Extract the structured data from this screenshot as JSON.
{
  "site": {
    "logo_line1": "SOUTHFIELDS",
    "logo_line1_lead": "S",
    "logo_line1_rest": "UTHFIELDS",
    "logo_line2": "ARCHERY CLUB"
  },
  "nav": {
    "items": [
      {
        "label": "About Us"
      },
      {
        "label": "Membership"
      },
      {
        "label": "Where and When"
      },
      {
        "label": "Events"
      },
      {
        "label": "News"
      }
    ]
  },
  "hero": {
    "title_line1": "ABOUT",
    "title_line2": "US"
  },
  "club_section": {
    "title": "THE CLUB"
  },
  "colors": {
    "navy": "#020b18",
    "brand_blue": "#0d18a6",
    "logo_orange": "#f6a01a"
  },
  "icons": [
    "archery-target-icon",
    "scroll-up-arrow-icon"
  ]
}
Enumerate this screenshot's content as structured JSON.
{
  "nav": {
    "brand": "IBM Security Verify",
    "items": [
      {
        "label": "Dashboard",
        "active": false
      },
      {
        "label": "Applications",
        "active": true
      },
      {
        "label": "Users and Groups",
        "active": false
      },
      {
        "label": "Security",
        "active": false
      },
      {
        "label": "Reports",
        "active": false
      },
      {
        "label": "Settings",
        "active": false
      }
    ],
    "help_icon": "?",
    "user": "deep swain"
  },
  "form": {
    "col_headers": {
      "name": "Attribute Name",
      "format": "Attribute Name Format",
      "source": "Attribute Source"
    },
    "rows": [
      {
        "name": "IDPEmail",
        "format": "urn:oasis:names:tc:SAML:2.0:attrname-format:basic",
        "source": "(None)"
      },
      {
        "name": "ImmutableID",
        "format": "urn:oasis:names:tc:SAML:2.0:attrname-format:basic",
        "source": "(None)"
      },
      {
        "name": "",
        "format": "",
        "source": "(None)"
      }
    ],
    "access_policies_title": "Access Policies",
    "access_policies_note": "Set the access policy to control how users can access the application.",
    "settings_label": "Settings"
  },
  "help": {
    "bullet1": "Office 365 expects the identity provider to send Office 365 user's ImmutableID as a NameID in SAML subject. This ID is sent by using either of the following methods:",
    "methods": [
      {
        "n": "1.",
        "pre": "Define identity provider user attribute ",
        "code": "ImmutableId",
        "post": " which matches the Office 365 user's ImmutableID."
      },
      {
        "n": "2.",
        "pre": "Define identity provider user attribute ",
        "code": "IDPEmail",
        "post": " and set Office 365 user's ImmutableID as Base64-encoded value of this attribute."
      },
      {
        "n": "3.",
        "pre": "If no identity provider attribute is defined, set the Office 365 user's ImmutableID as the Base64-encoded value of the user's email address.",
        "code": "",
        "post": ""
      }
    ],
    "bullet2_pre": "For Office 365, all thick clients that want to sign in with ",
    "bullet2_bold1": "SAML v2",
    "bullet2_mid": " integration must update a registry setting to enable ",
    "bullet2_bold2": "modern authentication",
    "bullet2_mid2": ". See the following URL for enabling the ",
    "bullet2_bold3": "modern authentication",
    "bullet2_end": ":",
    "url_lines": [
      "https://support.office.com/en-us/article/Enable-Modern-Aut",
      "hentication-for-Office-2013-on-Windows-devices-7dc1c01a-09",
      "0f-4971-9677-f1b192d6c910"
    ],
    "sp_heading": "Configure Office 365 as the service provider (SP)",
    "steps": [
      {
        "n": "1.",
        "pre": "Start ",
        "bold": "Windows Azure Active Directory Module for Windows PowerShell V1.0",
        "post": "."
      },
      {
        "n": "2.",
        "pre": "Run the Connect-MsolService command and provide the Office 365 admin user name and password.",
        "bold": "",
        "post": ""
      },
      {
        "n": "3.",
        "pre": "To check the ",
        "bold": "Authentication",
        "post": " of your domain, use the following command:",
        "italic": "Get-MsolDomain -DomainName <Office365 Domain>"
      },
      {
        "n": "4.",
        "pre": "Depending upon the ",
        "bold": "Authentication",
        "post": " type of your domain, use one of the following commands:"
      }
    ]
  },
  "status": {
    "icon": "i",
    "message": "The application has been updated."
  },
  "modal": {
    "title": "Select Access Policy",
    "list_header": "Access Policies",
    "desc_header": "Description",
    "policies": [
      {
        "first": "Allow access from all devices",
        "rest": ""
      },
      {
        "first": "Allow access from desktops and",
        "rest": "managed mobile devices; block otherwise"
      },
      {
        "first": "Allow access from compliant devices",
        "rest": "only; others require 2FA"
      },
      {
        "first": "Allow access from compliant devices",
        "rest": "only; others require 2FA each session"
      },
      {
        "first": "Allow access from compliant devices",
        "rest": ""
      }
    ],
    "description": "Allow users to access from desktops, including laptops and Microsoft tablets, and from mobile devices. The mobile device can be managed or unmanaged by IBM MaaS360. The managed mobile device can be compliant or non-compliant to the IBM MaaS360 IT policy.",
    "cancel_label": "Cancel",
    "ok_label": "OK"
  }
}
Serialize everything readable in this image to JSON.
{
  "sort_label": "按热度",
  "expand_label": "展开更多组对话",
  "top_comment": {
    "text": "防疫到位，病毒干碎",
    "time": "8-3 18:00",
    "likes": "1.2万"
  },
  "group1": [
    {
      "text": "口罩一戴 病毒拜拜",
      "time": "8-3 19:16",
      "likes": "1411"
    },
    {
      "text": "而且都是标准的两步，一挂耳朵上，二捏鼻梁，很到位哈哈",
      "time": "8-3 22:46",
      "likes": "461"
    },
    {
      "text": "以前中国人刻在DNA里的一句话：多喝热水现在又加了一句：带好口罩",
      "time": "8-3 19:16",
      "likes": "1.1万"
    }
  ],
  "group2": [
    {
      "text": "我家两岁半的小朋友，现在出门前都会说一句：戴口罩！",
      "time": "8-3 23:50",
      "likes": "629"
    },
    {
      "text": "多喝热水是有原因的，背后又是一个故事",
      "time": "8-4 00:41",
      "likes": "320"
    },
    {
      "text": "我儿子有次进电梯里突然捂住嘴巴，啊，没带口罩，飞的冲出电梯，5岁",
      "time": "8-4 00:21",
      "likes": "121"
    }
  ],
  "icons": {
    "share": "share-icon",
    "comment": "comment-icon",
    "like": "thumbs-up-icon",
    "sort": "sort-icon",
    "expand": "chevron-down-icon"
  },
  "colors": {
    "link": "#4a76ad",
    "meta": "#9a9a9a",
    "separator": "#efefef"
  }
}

-*-

▸ **WRITTEN EXERCISE**: Return all of the entries exactly as they were supplied.

▸ **FINISHED TASK**:
Extract the structured data from this screenshot as JSON.
{
  "site": {
    "logo_line1": "SOUTHFIELDS",
    "logo_line1_lead": "S",
    "logo_line1_rest": "UTHFIELDS",
    "logo_line2": "ARCHERY CLUB"
  },
  "nav": {
    "items": [
      {
        "label": "About Us"
      },
      {
        "label": "Membership"
      },
      {
        "label": "Where and When"
      },
      {
        "label": "Events"
      },
      {
        "label": "News"
      }
    ]
  },
  "hero": {
    "title_line1": "ABOUT",
    "title_line2": "US"
  },
  "club_section": {
    "title": "THE CLUB"
  },
  "colors": {
    "navy": "#020b18",
    "brand_blue": "#0d18a6",
    "logo_orange": "#f6a01a"
  },
  "icons": [
    "archery-target-icon",
    "scroll-up-arrow-icon"
  ]
}
Enumerate this screenshot's content as structured JSON.
{
  "nav": {
    "brand": "IBM Security Verify",
    "items": [
      {
        "label": "Dashboard",
        "active": false
      },
      {
        "label": "Applications",
        "active": true
      },
      {
        "label": "Users and Groups",
        "active": false
      },
      {
        "label": "Security",
        "active": false
      },
      {
        "label": "Reports",
        "active": false
      },
      {
        "label": "Settings",
        "active": false
      }
    ],
    "help_icon": "?",
    "user": "deep swain"
  },
  "form": {
    "col_headers": {
      "name": "Attribute Name",
      "format": "Attribute Name Format",
      "source": "Attribute Source"
    },
    "rows": [
      {
        "name": "IDPEmail",
        "format": "urn:oasis:names:tc:SAML:2.0:attrname-format:basic",
        "source": "(None)"
      },
      {
        "name": "ImmutableID",
        "format": "urn:oasis:names:tc:SAML:2.0:attrname-format:basic",
        "source": "(None)"
      },
      {
        "name": "",
        "format": "",
        "source": "(None)"
      }
    ],
    "access_policies_title": "Access Policies",
    "access_policies_note": "Set the access policy to control how users can access the application.",
    "settings_label": "Settings"
  },
  "help": {
    "bullet1": "Office 365 expects the identity provider to send Office 365 user's ImmutableID as a NameID in SAML subject. This ID is sent by using either of the following methods:",
    "methods": [
      {
        "n": "1.",
        "pre": "Define identity provider user attribute ",
        "code": "ImmutableId",
        "post": " which matches the Office 365 user's ImmutableID."
      },
      {
        "n": "2.",
        "pre": "Define identity provider user attribute ",
        "code": "IDPEmail",
        "post": " and set Office 365 user's ImmutableID as Base64-encoded value of this attribute."
      },
      {
        "n": "3.",
        "pre": "If no identity provider attribute is defined, set the Office 365 user's ImmutableID as the Base64-encoded value of the user's email address.",
        "code": "",
        "post": ""
      }
    ],
    "bullet2_pre": "For Office 365, all thick clients that want to sign in with ",
    "bullet2_bold1": "SAML v2",
    "bullet2_mid": " integration must update a registry setting to enable ",
    "bullet2_bold2": "modern authentication",
    "bullet2_mid2": ". See the following URL for enabling the ",
    "bullet2_bold3": "modern authentication",
    "bullet2_end": ":",
    "url_lines": [
      "https://support.office.com/en-us/article/Enable-Modern-Aut",
      "hentication-for-Office-2013-on-Windows-devices-7dc1c01a-09",
      "0f-4971-9677-f1b192d6c910"
    ],
    "sp_heading": "Configure Office 365 as the service provider (SP)",
    "steps": [
      {
        "n": "1.",
        "pre": "Start ",
        "bold": "Windows Azure Active Directory Module for Windows PowerShell V1.0",
        "post": "."
      },
      {
        "n": "2.",
        "pre": "Run the Connect-MsolService command and provide the Office 365 admin user name and password.",
        "bold": "",
        "post": ""
      },
      {
        "n": "3.",
        "pre": "To check the ",
        "bold": "Authentication",
        "post": " of your domain, use the following command:",
        "italic": "Get-MsolDomain -DomainName <Office365 Domain>"
      },
      {
        "n": "4.",
        "pre": "Depending upon the ",
        "bold": "Authentication",
        "post": " type of your domain, use one of the following commands:"
      }
    ]
  },
  "status": {
    "icon": "i",
    "message": "The application has been updated."
  },
  "modal": {
    "title": "Select Access Policy",
    "list_header": "Access Policies",
    "desc_header": "Description",
    "policies": [
      {
        "first": "Allow access from all devices",
        "rest": ""
      },
      {
        "first": "Allow access from desktops and",
        "rest": "managed mobile devices; block otherwise"
      },
      {
        "first": "Allow access from compliant devices",
        "rest": "only; others require 2FA"
      },
      {
        "first": "Allow access from compliant devices",
        "rest": "only; others require 2FA each session"
      },
      {
        "first": "Allow access from compliant devices",
        "rest": ""
      }
    ],
    "description": "Allow users to access from desktops, including laptops and Microsoft tablets, and from mobile devices. The mobile device can be managed or unmanaged by IBM MaaS360. The managed mobile device can be compliant or non-compliant to the IBM MaaS360 IT policy.",
    "cancel_label": "Cancel",
    "ok_label": "OK"
  }
}
Serialize everything readable in this image to JSON.
{
  "sort_label": "按热度",
  "expand_label": "展开更多组对话",
  "top_comment": {
    "text": "防疫到位，病毒干碎",
    "time": "8-3 18:00",
    "likes": "1.2万"
  },
  "group1": [
    {
      "text": "口罩一戴 病毒拜拜",
      "time": "8-3 19:16",
      "likes": "1411"
    },
    {
      "text": "而且都是标准的两步，一挂耳朵上，二捏鼻梁，很到位哈哈",
      "time": "8-3 22:46",
      "likes": "461"
    },
    {
      "text": "以前中国人刻在DNA里的一句话：多喝热水现在又加了一句：带好口罩",
      "time": "8-3 19:16",
      "likes": "1.1万"
    }
  ],
  "group2": [
    {
      "text": "我家两岁半的小朋友，现在出门前都会说一句：戴口罩！",
      "time": "8-3 23:50",
      "likes": "629"
    },
    {
      "text": "多喝热水是有原因的，背后又是一个故事",
      "time": "8-4 00:41",
      "likes": "320"
    },
    {
      "text": "我儿子有次进电梯里突然捂住嘴巴，啊，没带口罩，飞的冲出电梯，5岁",
      "time": "8-4 00:21",
      "likes": "121"
    }
  ],
  "icons": {
    "share": "share-icon",
    "comment": "comment-icon",
    "like": "thumbs-up-icon",
    "sort": "sort-icon",
    "expand": "chevron-down-icon"
  },
  "colors": {
    "link": "#4a76ad",
    "meta": "#9a9a9a",
    "separator": "#efefef"
  }
}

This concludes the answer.